*What to work on*
Only the pictures stay out; every record is to be quoted exactly.

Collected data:

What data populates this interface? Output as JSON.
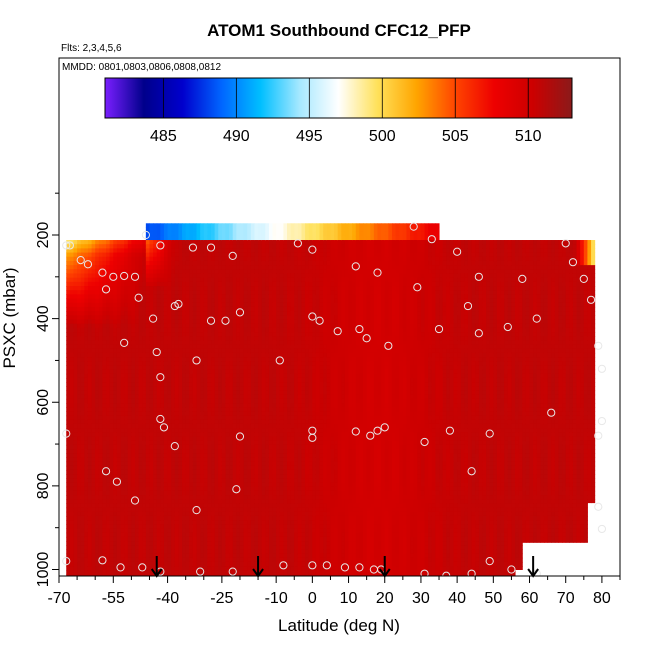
{
  "chart_data": {
    "type": "heatmap",
    "title": "ATOM1 Southbound CFC12_PFP",
    "subtitle_flights": "Flts: 2,3,4,5,6",
    "subtitle_dates": "MMDD: 0801,0803,0806,0808,0812",
    "xlabel": "Latitude (deg N)",
    "ylabel": "PSXC (mbar)",
    "xlim": [
      -70,
      85
    ],
    "ylim": [
      1030,
      100
    ],
    "x_ticks": [
      -70,
      -55,
      -40,
      -25,
      -10,
      0,
      10,
      20,
      30,
      40,
      50,
      60,
      70,
      80
    ],
    "y_ticks": [
      200,
      400,
      600,
      800,
      1000
    ],
    "colorbar": {
      "range": [
        481,
        513
      ],
      "ticks": [
        485,
        490,
        495,
        500,
        505,
        510
      ],
      "colors": [
        "#7a1fff",
        "#00008b",
        "#0000cd",
        "#0066ff",
        "#00bfff",
        "#a6e8ff",
        "#ffffff",
        "#ffe15a",
        "#ffa500",
        "#ff4500",
        "#ee0000",
        "#cc0000",
        "#8b1a1a"
      ]
    },
    "samples": [
      [
        -68,
        225
      ],
      [
        -67,
        225
      ],
      [
        -64,
        260
      ],
      [
        -62,
        270
      ],
      [
        -58,
        290
      ],
      [
        -57,
        330
      ],
      [
        -55,
        300
      ],
      [
        -52,
        298
      ],
      [
        -49,
        300
      ],
      [
        -46,
        200
      ],
      [
        -42,
        225
      ],
      [
        -44,
        400
      ],
      [
        -43,
        480
      ],
      [
        -42,
        540
      ],
      [
        -52,
        458
      ],
      [
        -48,
        350
      ],
      [
        -38,
        370
      ],
      [
        -37,
        365
      ],
      [
        -33,
        230
      ],
      [
        -28,
        230
      ],
      [
        -32,
        500
      ],
      [
        -28,
        405
      ],
      [
        -24,
        405
      ],
      [
        -22,
        250
      ],
      [
        -20,
        385
      ],
      [
        -9,
        500
      ],
      [
        -4,
        220
      ],
      [
        0,
        235
      ],
      [
        0,
        395
      ],
      [
        2,
        405
      ],
      [
        7,
        430
      ],
      [
        12,
        275
      ],
      [
        13,
        425
      ],
      [
        15,
        447
      ],
      [
        18,
        290
      ],
      [
        21,
        465
      ],
      [
        29,
        325
      ],
      [
        28,
        180
      ],
      [
        33,
        210
      ],
      [
        35,
        425
      ],
      [
        40,
        240
      ],
      [
        43,
        370
      ],
      [
        46,
        300
      ],
      [
        46,
        435
      ],
      [
        54,
        420
      ],
      [
        58,
        305
      ],
      [
        62,
        400
      ],
      [
        70,
        220
      ],
      [
        72,
        265
      ],
      [
        75,
        305
      ],
      [
        77,
        355
      ],
      [
        79,
        465
      ],
      [
        80,
        520
      ],
      [
        -68,
        675
      ],
      [
        -42,
        640
      ],
      [
        -41,
        660
      ],
      [
        -38,
        705
      ],
      [
        -20,
        682
      ],
      [
        0,
        668
      ],
      [
        0,
        685
      ],
      [
        12,
        670
      ],
      [
        16,
        680
      ],
      [
        18,
        668
      ],
      [
        20,
        660
      ],
      [
        31,
        695
      ],
      [
        38,
        668
      ],
      [
        44,
        765
      ],
      [
        49,
        675
      ],
      [
        66,
        625
      ],
      [
        80,
        645
      ],
      [
        79,
        680
      ],
      [
        -57,
        765
      ],
      [
        -54,
        790
      ],
      [
        -49,
        835
      ],
      [
        -32,
        858
      ],
      [
        -21,
        808
      ],
      [
        79,
        850
      ],
      [
        80,
        903
      ],
      [
        -68,
        980
      ],
      [
        -58,
        978
      ],
      [
        -53,
        995
      ],
      [
        -47,
        995
      ],
      [
        -42,
        1005
      ],
      [
        -31,
        1005
      ],
      [
        -22,
        1005
      ],
      [
        -8,
        990
      ],
      [
        0,
        990
      ],
      [
        4,
        990
      ],
      [
        9,
        995
      ],
      [
        13,
        995
      ],
      [
        17,
        1000
      ],
      [
        19,
        1000
      ],
      [
        31,
        1010
      ],
      [
        37,
        1015
      ],
      [
        44,
        1010
      ],
      [
        49,
        980
      ],
      [
        55,
        1000
      ],
      [
        62,
        1010
      ]
    ],
    "arrows_lat": [
      -43,
      -15,
      20,
      61
    ]
  }
}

*Response to this exercise*
What data populates this interface? Output as JSON.
{
  "chart_data": {
    "type": "heatmap",
    "title": "ATOM1 Southbound CFC12_PFP",
    "subtitle_flights": "Flts: 2,3,4,5,6",
    "subtitle_dates": "MMDD: 0801,0803,0806,0808,0812",
    "xlabel": "Latitude (deg N)",
    "ylabel": "PSXC (mbar)",
    "xlim": [
      -70,
      85
    ],
    "ylim": [
      1030,
      100
    ],
    "x_ticks": [
      -70,
      -55,
      -40,
      -25,
      -10,
      0,
      10,
      20,
      30,
      40,
      50,
      60,
      70,
      80
    ],
    "y_ticks": [
      200,
      400,
      600,
      800,
      1000
    ],
    "colorbar": {
      "range": [
        481,
        513
      ],
      "ticks": [
        485,
        490,
        495,
        500,
        505,
        510
      ],
      "colors": [
        "#7a1fff",
        "#00008b",
        "#0000cd",
        "#0066ff",
        "#00bfff",
        "#a6e8ff",
        "#ffffff",
        "#ffe15a",
        "#ffa500",
        "#ff4500",
        "#ee0000",
        "#cc0000",
        "#8b1a1a"
      ]
    },
    "samples": [
      [
        -68,
        225
      ],
      [
        -67,
        225
      ],
      [
        -64,
        260
      ],
      [
        -62,
        270
      ],
      [
        -58,
        290
      ],
      [
        -57,
        330
      ],
      [
        -55,
        300
      ],
      [
        -52,
        298
      ],
      [
        -49,
        300
      ],
      [
        -46,
        200
      ],
      [
        -42,
        225
      ],
      [
        -44,
        400
      ],
      [
        -43,
        480
      ],
      [
        -42,
        540
      ],
      [
        -52,
        458
      ],
      [
        -48,
        350
      ],
      [
        -38,
        370
      ],
      [
        -37,
        365
      ],
      [
        -33,
        230
      ],
      [
        -28,
        230
      ],
      [
        -32,
        500
      ],
      [
        -28,
        405
      ],
      [
        -24,
        405
      ],
      [
        -22,
        250
      ],
      [
        -20,
        385
      ],
      [
        -9,
        500
      ],
      [
        -4,
        220
      ],
      [
        0,
        235
      ],
      [
        0,
        395
      ],
      [
        2,
        405
      ],
      [
        7,
        430
      ],
      [
        12,
        275
      ],
      [
        13,
        425
      ],
      [
        15,
        447
      ],
      [
        18,
        290
      ],
      [
        21,
        465
      ],
      [
        29,
        325
      ],
      [
        28,
        180
      ],
      [
        33,
        210
      ],
      [
        35,
        425
      ],
      [
        40,
        240
      ],
      [
        43,
        370
      ],
      [
        46,
        300
      ],
      [
        46,
        435
      ],
      [
        54,
        420
      ],
      [
        58,
        305
      ],
      [
        62,
        400
      ],
      [
        70,
        220
      ],
      [
        72,
        265
      ],
      [
        75,
        305
      ],
      [
        77,
        355
      ],
      [
        79,
        465
      ],
      [
        80,
        520
      ],
      [
        -68,
        675
      ],
      [
        -42,
        640
      ],
      [
        -41,
        660
      ],
      [
        -38,
        705
      ],
      [
        -20,
        682
      ],
      [
        0,
        668
      ],
      [
        0,
        685
      ],
      [
        12,
        670
      ],
      [
        16,
        680
      ],
      [
        18,
        668
      ],
      [
        20,
        660
      ],
      [
        31,
        695
      ],
      [
        38,
        668
      ],
      [
        44,
        765
      ],
      [
        49,
        675
      ],
      [
        66,
        625
      ],
      [
        80,
        645
      ],
      [
        79,
        680
      ],
      [
        -57,
        765
      ],
      [
        -54,
        790
      ],
      [
        -49,
        835
      ],
      [
        -32,
        858
      ],
      [
        -21,
        808
      ],
      [
        79,
        850
      ],
      [
        80,
        903
      ],
      [
        -68,
        980
      ],
      [
        -58,
        978
      ],
      [
        -53,
        995
      ],
      [
        -47,
        995
      ],
      [
        -42,
        1005
      ],
      [
        -31,
        1005
      ],
      [
        -22,
        1005
      ],
      [
        -8,
        990
      ],
      [
        0,
        990
      ],
      [
        4,
        990
      ],
      [
        9,
        995
      ],
      [
        13,
        995
      ],
      [
        17,
        1000
      ],
      [
        19,
        1000
      ],
      [
        31,
        1010
      ],
      [
        37,
        1015
      ],
      [
        44,
        1010
      ],
      [
        49,
        980
      ],
      [
        55,
        1000
      ],
      [
        62,
        1010
      ]
    ],
    "arrows_lat": [
      -43,
      -15,
      20,
      61
    ]
  }
}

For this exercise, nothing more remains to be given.